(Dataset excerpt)
──────

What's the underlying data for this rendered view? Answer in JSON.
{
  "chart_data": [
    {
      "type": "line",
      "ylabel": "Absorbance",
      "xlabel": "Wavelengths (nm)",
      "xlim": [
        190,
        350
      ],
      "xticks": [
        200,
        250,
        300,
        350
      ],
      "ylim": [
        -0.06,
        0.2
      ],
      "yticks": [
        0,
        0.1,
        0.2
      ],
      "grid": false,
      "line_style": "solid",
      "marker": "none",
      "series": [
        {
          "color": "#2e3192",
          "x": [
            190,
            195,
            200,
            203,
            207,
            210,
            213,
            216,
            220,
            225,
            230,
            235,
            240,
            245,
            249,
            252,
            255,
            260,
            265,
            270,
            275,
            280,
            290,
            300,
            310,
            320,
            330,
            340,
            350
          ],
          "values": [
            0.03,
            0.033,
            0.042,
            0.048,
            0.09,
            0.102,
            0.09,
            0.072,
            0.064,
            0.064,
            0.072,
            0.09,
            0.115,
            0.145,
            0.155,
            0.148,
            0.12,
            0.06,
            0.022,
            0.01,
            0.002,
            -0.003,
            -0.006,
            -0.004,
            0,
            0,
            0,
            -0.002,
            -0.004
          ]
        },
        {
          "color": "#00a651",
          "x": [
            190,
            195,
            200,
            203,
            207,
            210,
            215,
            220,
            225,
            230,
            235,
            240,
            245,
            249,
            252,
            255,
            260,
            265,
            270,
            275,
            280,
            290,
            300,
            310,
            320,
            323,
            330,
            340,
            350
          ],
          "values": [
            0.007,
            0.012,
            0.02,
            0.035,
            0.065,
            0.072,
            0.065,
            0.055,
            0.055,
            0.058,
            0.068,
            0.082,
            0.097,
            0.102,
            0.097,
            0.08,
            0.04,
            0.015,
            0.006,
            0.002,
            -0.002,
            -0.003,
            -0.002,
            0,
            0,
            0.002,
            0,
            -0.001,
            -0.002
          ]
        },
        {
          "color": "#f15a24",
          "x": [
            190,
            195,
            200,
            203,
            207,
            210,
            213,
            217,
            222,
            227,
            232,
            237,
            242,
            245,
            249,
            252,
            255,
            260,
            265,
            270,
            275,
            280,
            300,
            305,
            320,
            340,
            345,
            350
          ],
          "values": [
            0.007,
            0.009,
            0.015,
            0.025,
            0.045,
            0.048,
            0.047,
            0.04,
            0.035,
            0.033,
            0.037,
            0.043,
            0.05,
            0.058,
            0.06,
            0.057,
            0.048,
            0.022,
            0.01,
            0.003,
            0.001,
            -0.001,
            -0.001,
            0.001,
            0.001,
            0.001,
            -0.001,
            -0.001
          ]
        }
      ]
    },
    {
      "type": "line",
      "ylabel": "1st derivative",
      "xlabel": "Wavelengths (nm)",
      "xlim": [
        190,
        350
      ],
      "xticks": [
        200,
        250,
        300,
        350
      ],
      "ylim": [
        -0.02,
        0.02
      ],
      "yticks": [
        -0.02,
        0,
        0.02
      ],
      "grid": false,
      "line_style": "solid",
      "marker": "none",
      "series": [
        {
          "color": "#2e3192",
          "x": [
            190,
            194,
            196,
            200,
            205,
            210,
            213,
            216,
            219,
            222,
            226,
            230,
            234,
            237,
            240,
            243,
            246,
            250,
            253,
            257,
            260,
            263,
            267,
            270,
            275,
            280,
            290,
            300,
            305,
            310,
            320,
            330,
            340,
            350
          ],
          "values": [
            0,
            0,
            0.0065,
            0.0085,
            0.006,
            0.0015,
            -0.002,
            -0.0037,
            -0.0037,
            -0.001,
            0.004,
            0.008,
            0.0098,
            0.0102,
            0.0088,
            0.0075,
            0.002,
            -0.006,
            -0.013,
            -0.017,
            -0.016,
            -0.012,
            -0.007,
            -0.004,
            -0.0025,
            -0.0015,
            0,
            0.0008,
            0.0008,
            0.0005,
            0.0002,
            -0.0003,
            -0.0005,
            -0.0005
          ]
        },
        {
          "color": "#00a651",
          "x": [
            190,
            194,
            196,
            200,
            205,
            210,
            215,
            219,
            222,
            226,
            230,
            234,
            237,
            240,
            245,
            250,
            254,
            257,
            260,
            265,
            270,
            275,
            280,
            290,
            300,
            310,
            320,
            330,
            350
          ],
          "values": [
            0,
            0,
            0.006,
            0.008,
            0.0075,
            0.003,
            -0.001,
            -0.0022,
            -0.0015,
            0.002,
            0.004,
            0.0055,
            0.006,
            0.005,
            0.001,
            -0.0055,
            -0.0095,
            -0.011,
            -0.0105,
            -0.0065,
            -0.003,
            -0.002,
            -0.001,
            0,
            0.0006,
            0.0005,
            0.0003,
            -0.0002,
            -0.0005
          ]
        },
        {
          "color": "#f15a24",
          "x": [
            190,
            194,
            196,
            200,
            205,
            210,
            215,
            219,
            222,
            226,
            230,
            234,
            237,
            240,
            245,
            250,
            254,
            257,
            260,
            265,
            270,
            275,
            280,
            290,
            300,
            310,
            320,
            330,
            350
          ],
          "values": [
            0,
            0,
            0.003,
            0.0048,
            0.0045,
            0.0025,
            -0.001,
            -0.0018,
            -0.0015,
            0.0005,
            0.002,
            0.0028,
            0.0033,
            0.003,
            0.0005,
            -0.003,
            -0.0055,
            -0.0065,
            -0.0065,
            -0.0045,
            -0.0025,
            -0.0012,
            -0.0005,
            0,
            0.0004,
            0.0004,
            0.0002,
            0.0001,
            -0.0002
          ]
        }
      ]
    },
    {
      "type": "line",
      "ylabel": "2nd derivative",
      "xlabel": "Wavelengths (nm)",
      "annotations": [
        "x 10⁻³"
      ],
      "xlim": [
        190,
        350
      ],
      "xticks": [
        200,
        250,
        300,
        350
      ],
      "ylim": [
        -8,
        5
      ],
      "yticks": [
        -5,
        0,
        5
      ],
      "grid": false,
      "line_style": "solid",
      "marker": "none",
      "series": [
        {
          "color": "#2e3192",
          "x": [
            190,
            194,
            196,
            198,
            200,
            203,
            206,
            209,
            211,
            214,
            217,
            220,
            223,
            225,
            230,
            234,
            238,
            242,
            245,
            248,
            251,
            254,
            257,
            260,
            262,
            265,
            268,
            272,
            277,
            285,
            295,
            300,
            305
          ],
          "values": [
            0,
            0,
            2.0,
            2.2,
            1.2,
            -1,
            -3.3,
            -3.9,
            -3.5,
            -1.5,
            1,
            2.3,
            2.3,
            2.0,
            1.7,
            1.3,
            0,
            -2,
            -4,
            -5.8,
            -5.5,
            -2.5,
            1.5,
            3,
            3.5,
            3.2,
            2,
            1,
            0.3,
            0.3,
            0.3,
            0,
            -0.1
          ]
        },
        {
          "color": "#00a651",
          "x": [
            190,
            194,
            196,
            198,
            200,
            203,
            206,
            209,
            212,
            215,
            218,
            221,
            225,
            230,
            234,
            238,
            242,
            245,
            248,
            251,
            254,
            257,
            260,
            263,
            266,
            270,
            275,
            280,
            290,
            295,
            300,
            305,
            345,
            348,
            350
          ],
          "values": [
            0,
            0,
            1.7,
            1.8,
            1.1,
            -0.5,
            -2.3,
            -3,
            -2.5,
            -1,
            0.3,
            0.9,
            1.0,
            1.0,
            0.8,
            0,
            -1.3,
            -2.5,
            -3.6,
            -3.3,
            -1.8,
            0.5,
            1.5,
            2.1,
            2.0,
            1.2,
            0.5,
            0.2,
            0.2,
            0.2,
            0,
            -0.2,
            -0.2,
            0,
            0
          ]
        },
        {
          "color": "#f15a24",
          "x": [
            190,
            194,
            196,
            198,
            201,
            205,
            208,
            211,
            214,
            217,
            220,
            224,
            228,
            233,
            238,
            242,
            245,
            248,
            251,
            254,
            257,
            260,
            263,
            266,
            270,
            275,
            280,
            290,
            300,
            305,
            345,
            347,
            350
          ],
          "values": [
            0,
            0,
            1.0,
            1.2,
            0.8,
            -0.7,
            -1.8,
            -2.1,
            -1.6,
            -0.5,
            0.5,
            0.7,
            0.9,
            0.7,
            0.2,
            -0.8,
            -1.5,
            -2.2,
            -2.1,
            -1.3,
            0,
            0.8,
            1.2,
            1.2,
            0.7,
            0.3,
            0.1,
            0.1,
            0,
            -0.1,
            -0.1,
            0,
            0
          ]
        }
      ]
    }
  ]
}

──────

Among the lines of the material, find those that hold the word "ylabel" and copy them.

      "ylabel": "Absorbance",
      "ylabel": "1st derivative",
      "ylabel": "2nd derivative",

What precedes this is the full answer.